Extracted data

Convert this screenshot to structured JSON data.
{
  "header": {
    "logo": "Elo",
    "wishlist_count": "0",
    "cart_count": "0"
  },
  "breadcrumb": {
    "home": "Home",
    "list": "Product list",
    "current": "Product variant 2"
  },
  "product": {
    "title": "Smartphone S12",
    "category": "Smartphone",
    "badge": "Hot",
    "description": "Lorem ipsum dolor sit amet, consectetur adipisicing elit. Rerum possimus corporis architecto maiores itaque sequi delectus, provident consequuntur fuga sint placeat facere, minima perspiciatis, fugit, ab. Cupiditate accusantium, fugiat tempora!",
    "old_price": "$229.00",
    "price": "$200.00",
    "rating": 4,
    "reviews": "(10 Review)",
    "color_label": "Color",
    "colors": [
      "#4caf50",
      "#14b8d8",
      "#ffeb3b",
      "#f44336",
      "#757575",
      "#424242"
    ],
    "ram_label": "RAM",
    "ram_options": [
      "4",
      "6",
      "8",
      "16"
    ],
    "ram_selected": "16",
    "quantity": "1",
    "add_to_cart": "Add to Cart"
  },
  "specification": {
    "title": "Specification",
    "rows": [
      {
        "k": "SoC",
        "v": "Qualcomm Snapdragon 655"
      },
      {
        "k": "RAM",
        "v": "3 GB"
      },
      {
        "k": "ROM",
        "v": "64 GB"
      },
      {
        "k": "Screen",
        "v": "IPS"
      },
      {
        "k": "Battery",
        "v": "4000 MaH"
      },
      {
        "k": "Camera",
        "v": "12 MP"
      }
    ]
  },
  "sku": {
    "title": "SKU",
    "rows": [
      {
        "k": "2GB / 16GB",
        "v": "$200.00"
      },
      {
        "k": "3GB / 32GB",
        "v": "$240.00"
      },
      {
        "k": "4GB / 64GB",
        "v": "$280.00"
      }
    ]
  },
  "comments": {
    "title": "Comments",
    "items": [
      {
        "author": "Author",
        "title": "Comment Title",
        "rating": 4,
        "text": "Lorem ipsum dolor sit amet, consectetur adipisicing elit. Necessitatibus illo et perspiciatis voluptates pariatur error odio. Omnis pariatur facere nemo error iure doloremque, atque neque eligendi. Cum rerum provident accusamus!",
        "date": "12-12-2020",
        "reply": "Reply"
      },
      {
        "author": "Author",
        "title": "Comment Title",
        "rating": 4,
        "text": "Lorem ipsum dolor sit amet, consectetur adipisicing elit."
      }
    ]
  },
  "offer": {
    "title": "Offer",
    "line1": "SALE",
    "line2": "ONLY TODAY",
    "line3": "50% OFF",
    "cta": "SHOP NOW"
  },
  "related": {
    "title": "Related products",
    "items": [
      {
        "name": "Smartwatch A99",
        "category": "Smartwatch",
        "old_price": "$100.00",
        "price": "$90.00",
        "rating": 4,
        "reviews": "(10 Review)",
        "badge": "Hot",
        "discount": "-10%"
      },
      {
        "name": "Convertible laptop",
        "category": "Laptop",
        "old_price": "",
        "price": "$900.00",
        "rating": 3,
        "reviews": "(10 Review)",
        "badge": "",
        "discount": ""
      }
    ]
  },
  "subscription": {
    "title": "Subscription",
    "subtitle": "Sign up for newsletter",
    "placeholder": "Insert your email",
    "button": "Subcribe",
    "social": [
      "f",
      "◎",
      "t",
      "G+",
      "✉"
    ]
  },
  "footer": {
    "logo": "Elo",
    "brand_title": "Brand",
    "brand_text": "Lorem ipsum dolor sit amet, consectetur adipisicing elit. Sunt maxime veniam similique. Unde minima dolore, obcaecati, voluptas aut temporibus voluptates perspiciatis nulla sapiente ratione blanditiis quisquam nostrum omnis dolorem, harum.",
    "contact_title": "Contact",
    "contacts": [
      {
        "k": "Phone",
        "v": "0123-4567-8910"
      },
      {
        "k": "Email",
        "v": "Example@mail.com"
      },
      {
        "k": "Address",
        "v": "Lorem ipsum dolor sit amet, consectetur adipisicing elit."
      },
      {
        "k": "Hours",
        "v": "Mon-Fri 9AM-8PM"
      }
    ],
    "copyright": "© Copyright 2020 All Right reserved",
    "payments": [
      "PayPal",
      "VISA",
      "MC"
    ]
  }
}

* * *

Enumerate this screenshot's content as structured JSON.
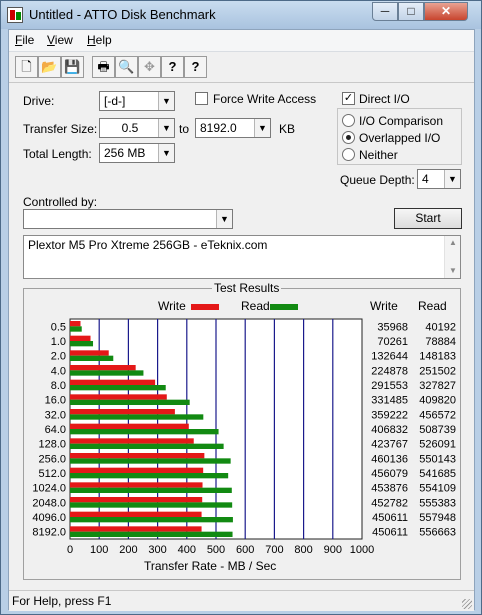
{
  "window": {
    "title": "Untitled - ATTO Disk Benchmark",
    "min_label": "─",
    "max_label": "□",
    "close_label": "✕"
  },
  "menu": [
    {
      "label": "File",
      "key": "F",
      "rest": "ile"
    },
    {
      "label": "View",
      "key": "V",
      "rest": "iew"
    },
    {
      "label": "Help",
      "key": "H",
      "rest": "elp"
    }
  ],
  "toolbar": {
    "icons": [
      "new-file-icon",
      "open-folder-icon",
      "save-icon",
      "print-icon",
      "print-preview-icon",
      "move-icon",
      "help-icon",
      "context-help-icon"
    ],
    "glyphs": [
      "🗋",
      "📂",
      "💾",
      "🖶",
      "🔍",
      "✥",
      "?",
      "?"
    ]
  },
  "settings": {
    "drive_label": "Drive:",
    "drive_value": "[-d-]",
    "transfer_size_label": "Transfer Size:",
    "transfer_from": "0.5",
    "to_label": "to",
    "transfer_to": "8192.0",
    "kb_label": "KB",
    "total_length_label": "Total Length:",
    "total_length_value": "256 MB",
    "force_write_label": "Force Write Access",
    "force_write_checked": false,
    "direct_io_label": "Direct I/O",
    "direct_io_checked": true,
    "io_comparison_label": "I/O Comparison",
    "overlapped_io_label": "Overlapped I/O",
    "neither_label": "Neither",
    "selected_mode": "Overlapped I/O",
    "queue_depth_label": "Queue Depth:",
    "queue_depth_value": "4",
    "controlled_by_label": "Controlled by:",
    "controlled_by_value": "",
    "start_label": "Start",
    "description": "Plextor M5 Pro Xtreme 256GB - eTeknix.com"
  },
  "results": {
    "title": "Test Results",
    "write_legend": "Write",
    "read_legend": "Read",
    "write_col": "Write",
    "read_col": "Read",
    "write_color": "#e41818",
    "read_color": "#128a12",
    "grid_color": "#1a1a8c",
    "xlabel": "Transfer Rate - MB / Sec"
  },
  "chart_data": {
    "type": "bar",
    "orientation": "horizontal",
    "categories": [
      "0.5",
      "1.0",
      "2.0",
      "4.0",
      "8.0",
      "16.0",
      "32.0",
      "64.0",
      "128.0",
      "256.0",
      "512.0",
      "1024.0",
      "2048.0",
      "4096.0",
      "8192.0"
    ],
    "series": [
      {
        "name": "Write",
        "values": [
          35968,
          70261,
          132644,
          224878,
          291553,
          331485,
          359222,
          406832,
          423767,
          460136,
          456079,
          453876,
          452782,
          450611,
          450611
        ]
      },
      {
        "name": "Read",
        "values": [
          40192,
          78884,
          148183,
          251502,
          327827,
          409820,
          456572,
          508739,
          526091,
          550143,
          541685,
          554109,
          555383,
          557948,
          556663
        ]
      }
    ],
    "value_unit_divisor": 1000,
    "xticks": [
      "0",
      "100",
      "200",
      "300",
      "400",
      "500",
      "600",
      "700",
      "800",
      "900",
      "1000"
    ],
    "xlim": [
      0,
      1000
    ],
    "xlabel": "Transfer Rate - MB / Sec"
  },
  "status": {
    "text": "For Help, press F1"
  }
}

---

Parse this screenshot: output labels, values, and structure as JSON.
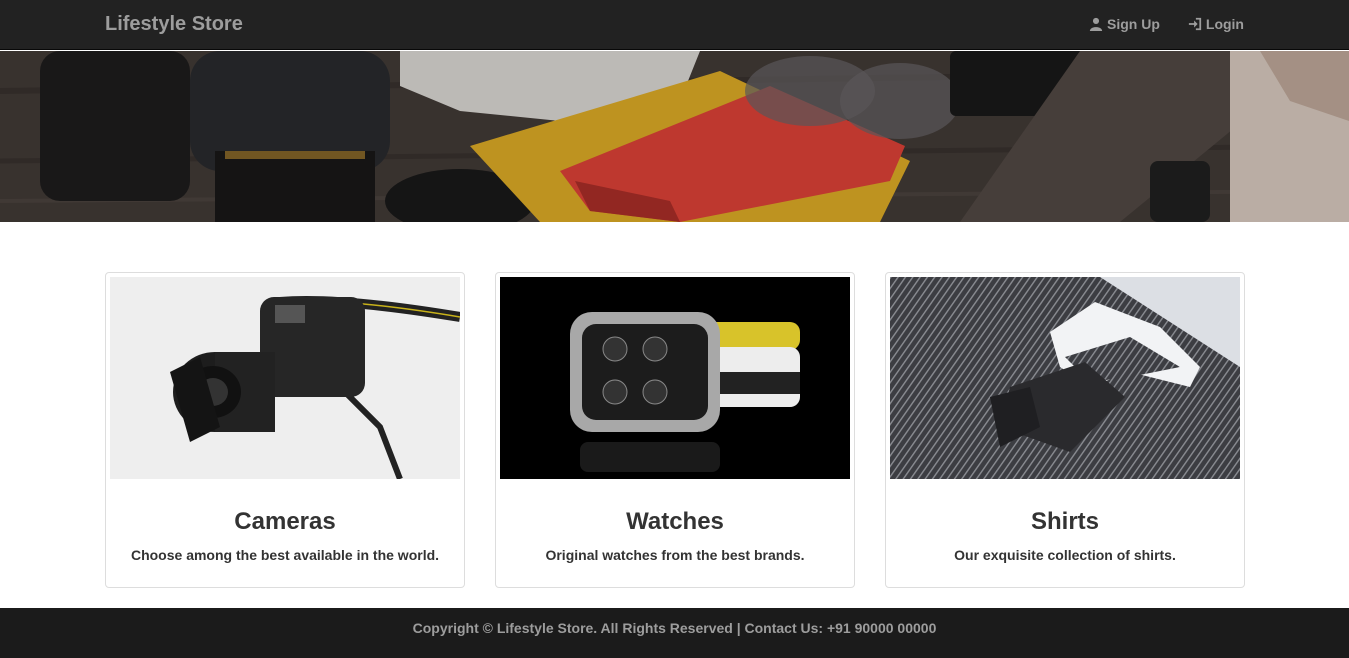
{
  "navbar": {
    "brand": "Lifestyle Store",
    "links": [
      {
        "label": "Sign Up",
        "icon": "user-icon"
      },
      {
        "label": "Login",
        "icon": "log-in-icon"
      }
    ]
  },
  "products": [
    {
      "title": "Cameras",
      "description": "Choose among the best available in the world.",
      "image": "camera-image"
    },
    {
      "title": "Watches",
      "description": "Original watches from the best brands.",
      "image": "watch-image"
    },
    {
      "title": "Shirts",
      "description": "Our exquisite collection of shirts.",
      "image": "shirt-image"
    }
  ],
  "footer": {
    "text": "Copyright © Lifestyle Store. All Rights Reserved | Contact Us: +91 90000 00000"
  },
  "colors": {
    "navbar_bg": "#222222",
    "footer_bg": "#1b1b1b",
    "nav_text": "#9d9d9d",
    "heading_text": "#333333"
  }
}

Exercise instructions
Select every line where the word "JSON" occurs.

Task result
Convert this screenshot to structured JSON data.
Enumerate this screenshot's content as structured JSON.
Parse this screenshot: output labels, values, and structure as JSON.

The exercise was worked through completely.